Johnson v. Eckberg

94 Ill. App. 634 | Ill. App. Ct. | 1901

Me. Justice Crabtree

delivered the opinion of the court.

Appellee, an infant, by her father as next friend, brought this action against appellant, to recover damages for injury sustained by her in consequence' of being bitten by a dog owned by appellant. The declaration charged in the first count that the defendant owned, harbored and kept a dog having a vicious and ferocious disposition, accustomed to bite mankind as the defendant then knew, which dog attacked the plaintiff while she was in the exercise of ordinary care for her own safety and inflicted the injuries complained of, whereby she was permanently scarred and disfigured and her nerves permanently weakened. The second, third and fourth counts were similar in substance except that the second count alleges that the defendant was the keeper of the dog, the third that the defendant harbored the dog, and the fourth that the defendant was the owner of .the dog. To this declaration the defendant pleaded not guilty. On the first trial of the cause the plaintiff recovered a verdict for $2,000, which was set aside and a new trial granted. On the second trial, the plaintiff had a verdict for $2,250, from which the court required her to remit $750, which was done, whereupon a motion for new trial was overruled and judgment rendered in favor of appellee for $1,500, to reverse which this appeal is prosecuted.

• • • •

### What is asked
(1) In the Johnson v. Eckberg opinion, what verdict did the plaintiff win at the first trial?
(2) Pick up the Johnson v. Eckberg opinion after its final sentence and continue it.

• • • •

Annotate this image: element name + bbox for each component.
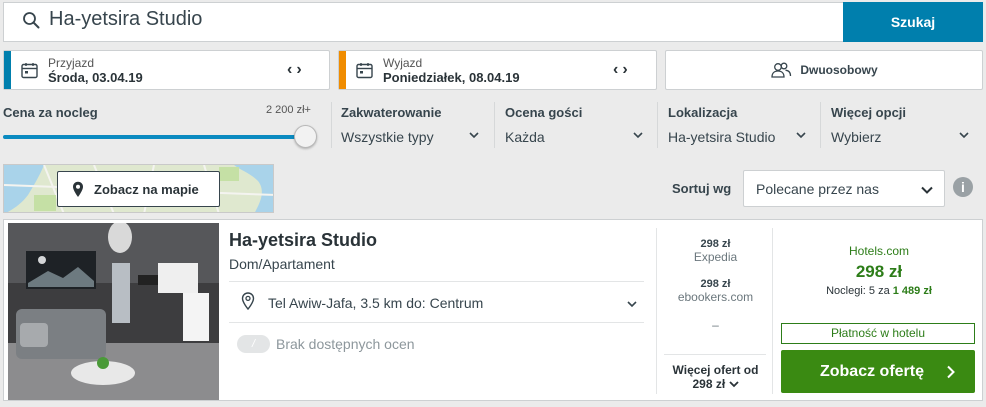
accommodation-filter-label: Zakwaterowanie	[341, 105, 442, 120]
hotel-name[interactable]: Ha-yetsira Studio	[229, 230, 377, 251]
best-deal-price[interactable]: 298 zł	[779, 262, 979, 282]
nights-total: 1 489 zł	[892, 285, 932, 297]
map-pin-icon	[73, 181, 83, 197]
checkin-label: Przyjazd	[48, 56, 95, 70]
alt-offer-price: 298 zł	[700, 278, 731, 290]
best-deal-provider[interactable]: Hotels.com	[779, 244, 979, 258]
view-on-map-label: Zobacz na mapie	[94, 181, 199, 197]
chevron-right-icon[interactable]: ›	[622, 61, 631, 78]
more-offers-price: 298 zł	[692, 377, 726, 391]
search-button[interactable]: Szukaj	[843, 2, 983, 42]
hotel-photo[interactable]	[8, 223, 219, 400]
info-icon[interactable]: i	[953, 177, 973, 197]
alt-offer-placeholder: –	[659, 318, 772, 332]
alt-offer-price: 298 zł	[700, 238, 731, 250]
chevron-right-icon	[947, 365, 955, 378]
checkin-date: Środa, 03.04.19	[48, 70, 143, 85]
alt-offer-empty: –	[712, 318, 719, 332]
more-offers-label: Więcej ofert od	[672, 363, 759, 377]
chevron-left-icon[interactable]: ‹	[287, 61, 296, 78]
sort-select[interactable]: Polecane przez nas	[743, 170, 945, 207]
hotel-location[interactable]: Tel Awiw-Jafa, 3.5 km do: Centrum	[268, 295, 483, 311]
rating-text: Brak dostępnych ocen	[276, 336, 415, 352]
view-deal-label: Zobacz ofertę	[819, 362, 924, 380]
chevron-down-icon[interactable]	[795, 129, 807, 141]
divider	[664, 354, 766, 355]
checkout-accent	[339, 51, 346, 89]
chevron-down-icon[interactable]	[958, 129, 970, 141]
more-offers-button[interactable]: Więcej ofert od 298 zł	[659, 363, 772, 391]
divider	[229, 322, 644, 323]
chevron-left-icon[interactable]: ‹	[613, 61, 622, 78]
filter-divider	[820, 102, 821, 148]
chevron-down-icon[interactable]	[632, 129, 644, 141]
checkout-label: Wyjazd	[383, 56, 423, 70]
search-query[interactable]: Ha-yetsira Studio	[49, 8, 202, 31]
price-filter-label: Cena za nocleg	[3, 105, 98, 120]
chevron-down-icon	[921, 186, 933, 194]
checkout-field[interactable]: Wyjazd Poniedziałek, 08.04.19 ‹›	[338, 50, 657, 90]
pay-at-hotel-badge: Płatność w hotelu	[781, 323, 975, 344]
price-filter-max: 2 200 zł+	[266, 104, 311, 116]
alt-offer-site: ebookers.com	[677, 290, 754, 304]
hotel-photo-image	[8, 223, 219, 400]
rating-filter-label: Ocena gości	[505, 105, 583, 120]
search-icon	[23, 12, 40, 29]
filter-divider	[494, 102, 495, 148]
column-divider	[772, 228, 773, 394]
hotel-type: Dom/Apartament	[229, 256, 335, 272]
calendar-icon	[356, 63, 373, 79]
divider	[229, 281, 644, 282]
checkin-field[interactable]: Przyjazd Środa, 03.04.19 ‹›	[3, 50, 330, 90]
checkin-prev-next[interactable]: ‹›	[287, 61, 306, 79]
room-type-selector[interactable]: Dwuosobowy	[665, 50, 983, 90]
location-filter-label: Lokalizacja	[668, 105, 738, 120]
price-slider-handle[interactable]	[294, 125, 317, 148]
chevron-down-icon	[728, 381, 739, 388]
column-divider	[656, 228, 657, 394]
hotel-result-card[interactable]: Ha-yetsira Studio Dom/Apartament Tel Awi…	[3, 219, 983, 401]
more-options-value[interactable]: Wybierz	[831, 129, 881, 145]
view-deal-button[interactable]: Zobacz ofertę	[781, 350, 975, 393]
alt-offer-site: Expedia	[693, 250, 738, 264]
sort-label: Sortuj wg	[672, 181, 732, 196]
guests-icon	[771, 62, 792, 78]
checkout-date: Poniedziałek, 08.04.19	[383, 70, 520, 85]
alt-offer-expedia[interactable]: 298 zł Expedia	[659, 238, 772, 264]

• • • •

### Expected responses
(1) A verdict for $2,000.

(2)
It appears from the evidence that on October 4,1898, appellee, then about six years old, went to school something like one mile distant from her home. Being the first scholar to arrive she sat down upon the school house steps. While thus sitting there, the dog in question, which had followed two sons of appellant to the school house, ran up to appellee, knocked her over and bit her very severely on the upper lip and in the roof of her mouth. There can be no question the child was very badly injured and frightened; that she has not wholly recovered from nervousness caused thereby; that the laceration of her lip was extremely severe and of such a character as to permanently disfigure her. It is a disputed question whether or not the appellant knew, or had notice, of the alleged vicious propensity or disposition of the dog. That point has been passed upon by two juries, and each having returned a verdict in favor of appellee upon the issues submitted to them, they must have determined the question of knowledge or notice against appellant because it was a necessary and essential part of their verdict. Upon a careful consideration of the evidence, we can not say that it was insufficient to warrant the finding of the jury in that regard.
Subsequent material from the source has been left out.